Records from a data collection
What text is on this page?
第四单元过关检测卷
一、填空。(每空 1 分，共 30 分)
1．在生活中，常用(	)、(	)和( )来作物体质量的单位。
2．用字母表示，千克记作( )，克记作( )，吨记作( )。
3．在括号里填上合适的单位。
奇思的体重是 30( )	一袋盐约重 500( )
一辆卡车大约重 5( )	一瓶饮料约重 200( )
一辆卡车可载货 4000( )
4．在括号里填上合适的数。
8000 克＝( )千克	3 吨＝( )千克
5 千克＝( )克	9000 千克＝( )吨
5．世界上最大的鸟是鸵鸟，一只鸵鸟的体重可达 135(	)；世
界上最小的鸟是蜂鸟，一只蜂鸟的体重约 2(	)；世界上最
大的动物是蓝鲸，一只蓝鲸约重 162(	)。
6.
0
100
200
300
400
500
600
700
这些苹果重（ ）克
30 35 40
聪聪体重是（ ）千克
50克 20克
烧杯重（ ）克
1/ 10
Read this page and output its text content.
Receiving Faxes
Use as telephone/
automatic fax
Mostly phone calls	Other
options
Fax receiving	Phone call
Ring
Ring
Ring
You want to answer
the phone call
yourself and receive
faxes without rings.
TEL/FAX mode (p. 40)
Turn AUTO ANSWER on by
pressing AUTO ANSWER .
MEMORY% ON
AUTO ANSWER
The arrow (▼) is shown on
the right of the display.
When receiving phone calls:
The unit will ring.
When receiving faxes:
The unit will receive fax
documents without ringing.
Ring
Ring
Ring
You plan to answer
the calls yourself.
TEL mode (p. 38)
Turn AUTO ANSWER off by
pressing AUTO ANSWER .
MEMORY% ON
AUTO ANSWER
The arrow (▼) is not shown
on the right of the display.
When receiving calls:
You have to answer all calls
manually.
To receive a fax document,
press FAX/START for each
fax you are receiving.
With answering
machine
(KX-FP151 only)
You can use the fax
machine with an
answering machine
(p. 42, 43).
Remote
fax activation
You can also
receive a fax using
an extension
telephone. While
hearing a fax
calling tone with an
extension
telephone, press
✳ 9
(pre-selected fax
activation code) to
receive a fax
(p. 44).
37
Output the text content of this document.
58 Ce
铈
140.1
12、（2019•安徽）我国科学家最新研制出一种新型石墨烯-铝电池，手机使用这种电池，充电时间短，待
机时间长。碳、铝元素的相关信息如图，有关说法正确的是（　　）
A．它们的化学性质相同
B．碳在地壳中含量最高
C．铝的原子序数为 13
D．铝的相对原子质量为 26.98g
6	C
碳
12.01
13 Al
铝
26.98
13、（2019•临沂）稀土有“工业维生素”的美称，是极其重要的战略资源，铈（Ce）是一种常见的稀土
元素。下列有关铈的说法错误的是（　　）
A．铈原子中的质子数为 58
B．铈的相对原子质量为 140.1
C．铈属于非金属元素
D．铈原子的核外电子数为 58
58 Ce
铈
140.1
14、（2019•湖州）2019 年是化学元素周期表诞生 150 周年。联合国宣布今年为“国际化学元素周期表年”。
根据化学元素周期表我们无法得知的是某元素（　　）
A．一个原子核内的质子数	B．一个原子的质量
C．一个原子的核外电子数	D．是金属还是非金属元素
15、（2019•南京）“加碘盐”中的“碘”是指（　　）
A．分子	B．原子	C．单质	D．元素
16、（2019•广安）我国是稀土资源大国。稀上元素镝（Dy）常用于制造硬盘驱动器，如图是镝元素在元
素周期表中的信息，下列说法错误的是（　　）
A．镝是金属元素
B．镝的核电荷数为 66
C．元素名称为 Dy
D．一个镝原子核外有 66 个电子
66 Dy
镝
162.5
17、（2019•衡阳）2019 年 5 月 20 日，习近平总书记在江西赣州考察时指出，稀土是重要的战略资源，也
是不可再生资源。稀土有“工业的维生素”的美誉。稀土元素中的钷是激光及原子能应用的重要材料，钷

→ What is required: Transcribe every line of the data, exactly as it stands.

→ Complete answer:
What text is on this page?
第四单元过关检测卷
一、填空。(每空 1 分，共 30 分)
1．在生活中，常用(	)、(	)和( )来作物体质量的单位。
2．用字母表示，千克记作( )，克记作( )，吨记作( )。
3．在括号里填上合适的单位。
奇思的体重是 30( )	一袋盐约重 500( )
一辆卡车大约重 5( )	一瓶饮料约重 200( )
一辆卡车可载货 4000( )
4．在括号里填上合适的数。
8000 克＝( )千克	3 吨＝( )千克
5 千克＝( )克	9000 千克＝( )吨
5．世界上最大的鸟是鸵鸟，一只鸵鸟的体重可达 135(	)；世
界上最小的鸟是蜂鸟，一只蜂鸟的体重约 2(	)；世界上最
大的动物是蓝鲸，一只蓝鲸约重 162(	)。
6.
0
100
200
300
400
500
600
700
这些苹果重（ ）克
30 35 40
聪聪体重是（ ）千克
50克 20克
烧杯重（ ）克
1/ 10
Read this page and output its text content.
Receiving Faxes
Use as telephone/
automatic fax
Mostly phone calls	Other
options
Fax receiving	Phone call
Ring
Ring
Ring
You want to answer
the phone call
yourself and receive
faxes without rings.
TEL/FAX mode (p. 40)
Turn AUTO ANSWER on by
pressing AUTO ANSWER .
MEMORY% ON
AUTO ANSWER
The arrow (▼) is shown on
the right of the display.
When receiving phone calls:
The unit will ring.
When receiving faxes:
The unit will receive fax
documents without ringing.
Ring
Ring
Ring
You plan to answer
the calls yourself.
TEL mode (p. 38)
Turn AUTO ANSWER off by
pressing AUTO ANSWER .
MEMORY% ON
AUTO ANSWER
The arrow (▼) is not shown
on the right of the display.
When receiving calls:
You have to answer all calls
manually.
To receive a fax document,
press FAX/START for each
fax you are receiving.
With answering
machine
(KX-FP151 only)
You can use the fax
machine with an
answering machine
(p. 42, 43).
Remote
fax activation
You can also
receive a fax using
an extension
telephone. While
hearing a fax
calling tone with an
extension
telephone, press
✳ 9
(pre-selected fax
activation code) to
receive a fax
(p. 44).
37
Output the text content of this document.
58 Ce
铈
140.1
12、（2019•安徽）我国科学家最新研制出一种新型石墨烯-铝电池，手机使用这种电池，充电时间短，待
机时间长。碳、铝元素的相关信息如图，有关说法正确的是（　　）
A．它们的化学性质相同
B．碳在地壳中含量最高
C．铝的原子序数为 13
D．铝的相对原子质量为 26.98g
6	C
碳
12.01
13 Al
铝
26.98
13、（2019•临沂）稀土有“工业维生素”的美称，是极其重要的战略资源，铈（Ce）是一种常见的稀土
元素。下列有关铈的说法错误的是（　　）
A．铈原子中的质子数为 58
B．铈的相对原子质量为 140.1
C．铈属于非金属元素
D．铈原子的核外电子数为 58
58 Ce
铈
140.1
14、（2019•湖州）2019 年是化学元素周期表诞生 150 周年。联合国宣布今年为“国际化学元素周期表年”。
根据化学元素周期表我们无法得知的是某元素（　　）
A．一个原子核内的质子数	B．一个原子的质量
C．一个原子的核外电子数	D．是金属还是非金属元素
15、（2019•南京）“加碘盐”中的“碘”是指（　　）
A．分子	B．原子	C．单质	D．元素
16、（2019•广安）我国是稀土资源大国。稀上元素镝（Dy）常用于制造硬盘驱动器，如图是镝元素在元
素周期表中的信息，下列说法错误的是（　　）
A．镝是金属元素
B．镝的核电荷数为 66
C．元素名称为 Dy
D．一个镝原子核外有 66 个电子
66 Dy
镝
162.5
17、（2019•衡阳）2019 年 5 月 20 日，习近平总书记在江西赣州考察时指出，稀土是重要的战略资源，也
是不可再生资源。稀土有“工业的维生素”的美誉。稀土元素中的钷是激光及原子能应用的重要材料，钷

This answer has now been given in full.